* [Collected data]
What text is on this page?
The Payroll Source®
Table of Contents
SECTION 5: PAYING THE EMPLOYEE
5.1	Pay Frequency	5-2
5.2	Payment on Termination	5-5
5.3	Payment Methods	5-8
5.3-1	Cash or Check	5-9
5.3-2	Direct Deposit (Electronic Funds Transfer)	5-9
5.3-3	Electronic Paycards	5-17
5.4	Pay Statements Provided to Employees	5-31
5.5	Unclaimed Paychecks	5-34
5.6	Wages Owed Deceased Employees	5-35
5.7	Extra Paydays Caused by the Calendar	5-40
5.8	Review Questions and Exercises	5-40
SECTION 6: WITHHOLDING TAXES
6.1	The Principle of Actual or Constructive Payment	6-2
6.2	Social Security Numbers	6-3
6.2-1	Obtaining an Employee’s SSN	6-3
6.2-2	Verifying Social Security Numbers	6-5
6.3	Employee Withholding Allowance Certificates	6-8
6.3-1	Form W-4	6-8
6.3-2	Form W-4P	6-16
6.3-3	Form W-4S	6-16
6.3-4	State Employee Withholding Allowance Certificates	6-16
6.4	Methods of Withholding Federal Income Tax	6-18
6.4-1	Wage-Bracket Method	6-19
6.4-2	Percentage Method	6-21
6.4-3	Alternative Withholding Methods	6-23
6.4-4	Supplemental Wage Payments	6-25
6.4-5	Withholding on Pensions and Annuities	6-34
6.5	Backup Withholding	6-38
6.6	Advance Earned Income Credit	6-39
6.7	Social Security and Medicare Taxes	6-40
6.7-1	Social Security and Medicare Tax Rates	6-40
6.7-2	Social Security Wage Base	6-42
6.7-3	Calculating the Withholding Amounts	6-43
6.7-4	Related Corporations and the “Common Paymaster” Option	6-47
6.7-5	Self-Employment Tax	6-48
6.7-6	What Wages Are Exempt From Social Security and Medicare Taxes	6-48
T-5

* [WHAT TO DO]
Nothing in the listing may be changed; retype it all exactly.

* [RESULT OF THE TASK]
What text is on this page?
The Payroll Source®
Table of Contents
SECTION 5: PAYING THE EMPLOYEE
5.1	Pay Frequency	5-2
5.2	Payment on Termination	5-5
5.3	Payment Methods	5-8
5.3-1	Cash or Check	5-9
5.3-2	Direct Deposit (Electronic Funds Transfer)	5-9
5.3-3	Electronic Paycards	5-17
5.4	Pay Statements Provided to Employees	5-31
5.5	Unclaimed Paychecks	5-34
5.6	Wages Owed Deceased Employees	5-35
5.7	Extra Paydays Caused by the Calendar	5-40
5.8	Review Questions and Exercises	5-40
SECTION 6: WITHHOLDING TAXES
6.1	The Principle of Actual or Constructive Payment	6-2
6.2	Social Security Numbers	6-3
6.2-1	Obtaining an Employee’s SSN	6-3
6.2-2	Verifying Social Security Numbers	6-5
6.3	Employee Withholding Allowance Certificates	6-8
6.3-1	Form W-4	6-8
6.3-2	Form W-4P	6-16
6.3-3	Form W-4S	6-16
6.3-4	State Employee Withholding Allowance Certificates	6-16
6.4	Methods of Withholding Federal Income Tax	6-18
6.4-1	Wage-Bracket Method	6-19
6.4-2	Percentage Method	6-21
6.4-3	Alternative Withholding Methods	6-23
6.4-4	Supplemental Wage Payments	6-25
6.4-5	Withholding on Pensions and Annuities	6-34
6.5	Backup Withholding	6-38
6.6	Advance Earned Income Credit	6-39
6.7	Social Security and Medicare Taxes	6-40
6.7-1	Social Security and Medicare Tax Rates	6-40
6.7-2	Social Security Wage Base	6-42
6.7-3	Calculating the Withholding Amounts	6-43
6.7-4	Related Corporations and the “Common Paymaster” Option	6-47
6.7-5	Self-Employment Tax	6-48
6.7-6	What Wages Are Exempt From Social Security and Medicare Taxes	6-48
T-5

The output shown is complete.